=== REQUIRED TASK ===
Copy each line holding the string "Mammuthus".

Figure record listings
· · · ·

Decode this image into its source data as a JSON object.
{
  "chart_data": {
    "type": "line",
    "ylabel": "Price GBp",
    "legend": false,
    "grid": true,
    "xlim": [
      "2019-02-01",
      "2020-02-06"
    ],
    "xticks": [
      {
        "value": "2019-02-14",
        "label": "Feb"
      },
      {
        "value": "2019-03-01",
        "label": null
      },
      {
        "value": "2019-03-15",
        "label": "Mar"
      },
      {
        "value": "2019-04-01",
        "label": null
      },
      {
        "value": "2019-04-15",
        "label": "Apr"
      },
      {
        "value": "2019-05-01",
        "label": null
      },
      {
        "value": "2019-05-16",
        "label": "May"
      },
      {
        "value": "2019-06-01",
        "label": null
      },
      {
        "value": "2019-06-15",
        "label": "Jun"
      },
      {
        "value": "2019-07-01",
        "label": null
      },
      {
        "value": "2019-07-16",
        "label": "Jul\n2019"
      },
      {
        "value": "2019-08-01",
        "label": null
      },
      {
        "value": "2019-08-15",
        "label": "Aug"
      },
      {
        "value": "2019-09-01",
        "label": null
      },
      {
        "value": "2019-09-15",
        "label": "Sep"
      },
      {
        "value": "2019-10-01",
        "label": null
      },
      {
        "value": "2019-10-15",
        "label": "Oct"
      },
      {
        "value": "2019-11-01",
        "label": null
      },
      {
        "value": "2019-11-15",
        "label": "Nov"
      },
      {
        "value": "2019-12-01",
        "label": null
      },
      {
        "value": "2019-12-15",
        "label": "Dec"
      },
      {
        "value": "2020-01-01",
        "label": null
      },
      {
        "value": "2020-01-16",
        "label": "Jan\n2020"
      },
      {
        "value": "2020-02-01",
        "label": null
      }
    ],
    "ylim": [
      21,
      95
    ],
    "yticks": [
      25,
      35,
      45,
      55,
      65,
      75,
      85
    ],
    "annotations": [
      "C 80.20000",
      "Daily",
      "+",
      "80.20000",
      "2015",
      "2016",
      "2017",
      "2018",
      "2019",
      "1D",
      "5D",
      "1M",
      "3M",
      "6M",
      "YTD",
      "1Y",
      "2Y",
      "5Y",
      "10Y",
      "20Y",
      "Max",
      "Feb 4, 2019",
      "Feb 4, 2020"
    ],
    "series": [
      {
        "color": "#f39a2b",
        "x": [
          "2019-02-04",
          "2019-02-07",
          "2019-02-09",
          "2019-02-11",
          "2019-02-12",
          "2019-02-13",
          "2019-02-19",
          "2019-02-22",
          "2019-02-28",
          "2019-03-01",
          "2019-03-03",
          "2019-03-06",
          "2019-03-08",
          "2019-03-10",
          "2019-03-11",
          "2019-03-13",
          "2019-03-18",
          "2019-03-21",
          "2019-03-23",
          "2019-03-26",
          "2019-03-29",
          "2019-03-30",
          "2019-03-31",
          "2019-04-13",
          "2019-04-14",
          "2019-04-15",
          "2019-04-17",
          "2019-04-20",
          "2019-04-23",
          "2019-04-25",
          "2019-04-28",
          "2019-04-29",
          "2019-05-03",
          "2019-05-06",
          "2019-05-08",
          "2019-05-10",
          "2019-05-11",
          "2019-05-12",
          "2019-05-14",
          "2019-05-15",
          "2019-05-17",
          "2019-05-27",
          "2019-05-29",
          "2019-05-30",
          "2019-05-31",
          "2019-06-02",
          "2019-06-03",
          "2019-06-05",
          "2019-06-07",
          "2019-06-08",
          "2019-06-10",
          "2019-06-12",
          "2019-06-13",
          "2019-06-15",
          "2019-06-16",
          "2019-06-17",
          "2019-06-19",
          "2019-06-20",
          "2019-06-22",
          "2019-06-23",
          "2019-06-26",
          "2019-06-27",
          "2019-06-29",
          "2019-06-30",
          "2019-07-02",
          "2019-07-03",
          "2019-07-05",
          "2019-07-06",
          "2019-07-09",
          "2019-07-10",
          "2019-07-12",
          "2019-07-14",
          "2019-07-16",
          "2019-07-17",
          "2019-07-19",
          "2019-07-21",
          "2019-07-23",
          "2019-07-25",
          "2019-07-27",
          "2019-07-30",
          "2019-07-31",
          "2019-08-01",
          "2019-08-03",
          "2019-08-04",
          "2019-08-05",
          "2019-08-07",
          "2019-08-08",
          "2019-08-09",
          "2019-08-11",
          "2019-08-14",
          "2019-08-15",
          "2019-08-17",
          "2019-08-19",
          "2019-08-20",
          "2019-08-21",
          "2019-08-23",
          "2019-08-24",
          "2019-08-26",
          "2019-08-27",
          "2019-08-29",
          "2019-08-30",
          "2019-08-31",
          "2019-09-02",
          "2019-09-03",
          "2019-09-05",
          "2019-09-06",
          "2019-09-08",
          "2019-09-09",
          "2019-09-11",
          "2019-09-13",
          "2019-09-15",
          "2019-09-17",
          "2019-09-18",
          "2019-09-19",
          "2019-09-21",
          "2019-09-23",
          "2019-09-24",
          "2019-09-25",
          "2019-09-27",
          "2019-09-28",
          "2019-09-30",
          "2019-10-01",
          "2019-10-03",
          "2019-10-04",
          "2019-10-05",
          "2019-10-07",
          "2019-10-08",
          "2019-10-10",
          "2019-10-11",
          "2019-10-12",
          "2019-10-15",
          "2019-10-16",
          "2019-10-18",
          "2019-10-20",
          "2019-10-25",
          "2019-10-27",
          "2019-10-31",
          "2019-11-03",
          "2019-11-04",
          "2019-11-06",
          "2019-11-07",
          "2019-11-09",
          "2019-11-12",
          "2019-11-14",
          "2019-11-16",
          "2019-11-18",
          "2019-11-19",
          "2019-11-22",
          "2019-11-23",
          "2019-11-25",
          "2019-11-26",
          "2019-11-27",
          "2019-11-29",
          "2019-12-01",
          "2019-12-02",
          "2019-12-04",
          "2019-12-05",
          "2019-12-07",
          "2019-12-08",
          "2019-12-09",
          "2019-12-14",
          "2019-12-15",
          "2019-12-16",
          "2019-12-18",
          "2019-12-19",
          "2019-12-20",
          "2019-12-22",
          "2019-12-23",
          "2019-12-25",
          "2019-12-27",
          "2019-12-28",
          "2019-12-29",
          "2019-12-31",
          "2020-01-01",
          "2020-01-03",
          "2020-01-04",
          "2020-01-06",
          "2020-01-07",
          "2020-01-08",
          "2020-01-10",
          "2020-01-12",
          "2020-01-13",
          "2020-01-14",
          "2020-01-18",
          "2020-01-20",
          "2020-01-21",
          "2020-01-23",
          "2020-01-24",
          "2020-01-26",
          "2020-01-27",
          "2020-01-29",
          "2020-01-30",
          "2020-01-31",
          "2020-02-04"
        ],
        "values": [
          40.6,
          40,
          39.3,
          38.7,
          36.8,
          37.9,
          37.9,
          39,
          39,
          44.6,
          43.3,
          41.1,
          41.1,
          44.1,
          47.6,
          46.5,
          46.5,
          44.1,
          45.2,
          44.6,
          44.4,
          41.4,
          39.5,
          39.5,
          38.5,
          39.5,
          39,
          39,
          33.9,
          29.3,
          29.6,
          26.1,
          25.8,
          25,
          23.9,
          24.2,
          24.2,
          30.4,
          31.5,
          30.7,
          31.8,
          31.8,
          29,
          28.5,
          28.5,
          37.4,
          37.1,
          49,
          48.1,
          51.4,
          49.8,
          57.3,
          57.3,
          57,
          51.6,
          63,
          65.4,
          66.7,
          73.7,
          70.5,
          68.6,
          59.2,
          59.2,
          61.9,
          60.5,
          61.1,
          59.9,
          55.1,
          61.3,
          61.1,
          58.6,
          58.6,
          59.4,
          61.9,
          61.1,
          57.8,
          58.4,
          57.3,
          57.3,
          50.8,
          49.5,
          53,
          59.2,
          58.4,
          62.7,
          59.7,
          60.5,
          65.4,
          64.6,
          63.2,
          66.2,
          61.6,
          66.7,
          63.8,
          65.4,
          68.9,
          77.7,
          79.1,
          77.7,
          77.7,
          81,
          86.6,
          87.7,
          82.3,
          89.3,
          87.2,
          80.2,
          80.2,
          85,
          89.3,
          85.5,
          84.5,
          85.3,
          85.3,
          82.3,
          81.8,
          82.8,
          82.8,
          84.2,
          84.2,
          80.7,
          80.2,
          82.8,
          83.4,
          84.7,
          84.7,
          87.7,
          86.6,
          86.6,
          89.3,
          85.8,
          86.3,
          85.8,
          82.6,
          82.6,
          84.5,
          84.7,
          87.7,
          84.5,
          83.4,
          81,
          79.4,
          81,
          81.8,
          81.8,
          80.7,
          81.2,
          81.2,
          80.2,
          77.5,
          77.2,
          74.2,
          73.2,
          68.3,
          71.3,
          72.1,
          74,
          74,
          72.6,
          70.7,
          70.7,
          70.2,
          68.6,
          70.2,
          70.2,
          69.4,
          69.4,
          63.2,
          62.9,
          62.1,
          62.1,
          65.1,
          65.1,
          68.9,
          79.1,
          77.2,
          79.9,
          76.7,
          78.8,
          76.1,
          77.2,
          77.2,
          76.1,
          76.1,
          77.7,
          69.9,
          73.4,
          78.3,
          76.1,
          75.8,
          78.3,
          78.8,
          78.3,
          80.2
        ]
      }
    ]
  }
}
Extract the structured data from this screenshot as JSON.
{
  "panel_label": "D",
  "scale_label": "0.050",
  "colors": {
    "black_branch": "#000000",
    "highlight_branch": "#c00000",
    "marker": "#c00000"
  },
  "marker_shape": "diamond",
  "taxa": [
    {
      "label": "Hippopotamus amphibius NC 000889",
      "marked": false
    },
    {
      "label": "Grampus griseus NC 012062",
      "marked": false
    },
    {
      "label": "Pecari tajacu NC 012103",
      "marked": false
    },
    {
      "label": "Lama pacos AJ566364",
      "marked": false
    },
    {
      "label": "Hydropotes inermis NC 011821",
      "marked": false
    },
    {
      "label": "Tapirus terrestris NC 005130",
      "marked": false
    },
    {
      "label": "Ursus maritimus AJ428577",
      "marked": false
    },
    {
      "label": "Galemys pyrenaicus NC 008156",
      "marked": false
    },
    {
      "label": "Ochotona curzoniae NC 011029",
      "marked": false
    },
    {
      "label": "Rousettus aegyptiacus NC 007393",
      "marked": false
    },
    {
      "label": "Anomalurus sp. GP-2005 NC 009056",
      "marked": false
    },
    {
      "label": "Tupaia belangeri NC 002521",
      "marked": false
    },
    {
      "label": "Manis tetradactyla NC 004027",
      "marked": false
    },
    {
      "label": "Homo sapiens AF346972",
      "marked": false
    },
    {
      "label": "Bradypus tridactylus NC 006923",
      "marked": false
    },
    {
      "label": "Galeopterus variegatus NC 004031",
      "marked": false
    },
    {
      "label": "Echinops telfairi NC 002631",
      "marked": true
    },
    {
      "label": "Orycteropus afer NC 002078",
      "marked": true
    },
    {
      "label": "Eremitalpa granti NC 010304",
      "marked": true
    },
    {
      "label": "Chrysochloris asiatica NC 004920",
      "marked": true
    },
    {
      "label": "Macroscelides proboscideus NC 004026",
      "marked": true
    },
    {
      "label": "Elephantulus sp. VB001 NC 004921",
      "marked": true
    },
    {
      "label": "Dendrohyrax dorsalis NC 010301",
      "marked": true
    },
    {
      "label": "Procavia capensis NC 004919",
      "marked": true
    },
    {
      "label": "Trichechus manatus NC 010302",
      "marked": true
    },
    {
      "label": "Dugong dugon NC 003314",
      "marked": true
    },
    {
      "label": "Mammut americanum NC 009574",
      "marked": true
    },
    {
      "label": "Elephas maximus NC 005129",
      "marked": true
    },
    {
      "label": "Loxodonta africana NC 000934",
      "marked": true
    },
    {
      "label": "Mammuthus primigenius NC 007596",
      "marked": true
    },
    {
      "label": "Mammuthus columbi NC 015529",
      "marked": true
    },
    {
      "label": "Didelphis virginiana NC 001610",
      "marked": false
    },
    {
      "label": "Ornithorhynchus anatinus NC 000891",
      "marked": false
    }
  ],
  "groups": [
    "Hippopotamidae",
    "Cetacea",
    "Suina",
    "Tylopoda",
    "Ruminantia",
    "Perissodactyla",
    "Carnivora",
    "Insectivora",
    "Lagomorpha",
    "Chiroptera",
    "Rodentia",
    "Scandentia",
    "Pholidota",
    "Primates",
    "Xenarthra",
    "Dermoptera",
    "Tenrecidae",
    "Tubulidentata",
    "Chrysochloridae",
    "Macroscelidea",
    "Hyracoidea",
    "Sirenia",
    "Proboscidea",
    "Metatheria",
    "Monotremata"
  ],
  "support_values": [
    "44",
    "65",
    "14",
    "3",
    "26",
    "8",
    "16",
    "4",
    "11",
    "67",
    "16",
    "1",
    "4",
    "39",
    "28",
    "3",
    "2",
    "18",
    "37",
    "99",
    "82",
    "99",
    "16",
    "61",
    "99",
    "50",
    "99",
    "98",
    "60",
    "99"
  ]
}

· · · ·

=== SOLUTION TO THE EXERCISE ===
      "label": "Mammuthus primigenius NC 007596",
      "label": "Mammuthus columbi NC 015529",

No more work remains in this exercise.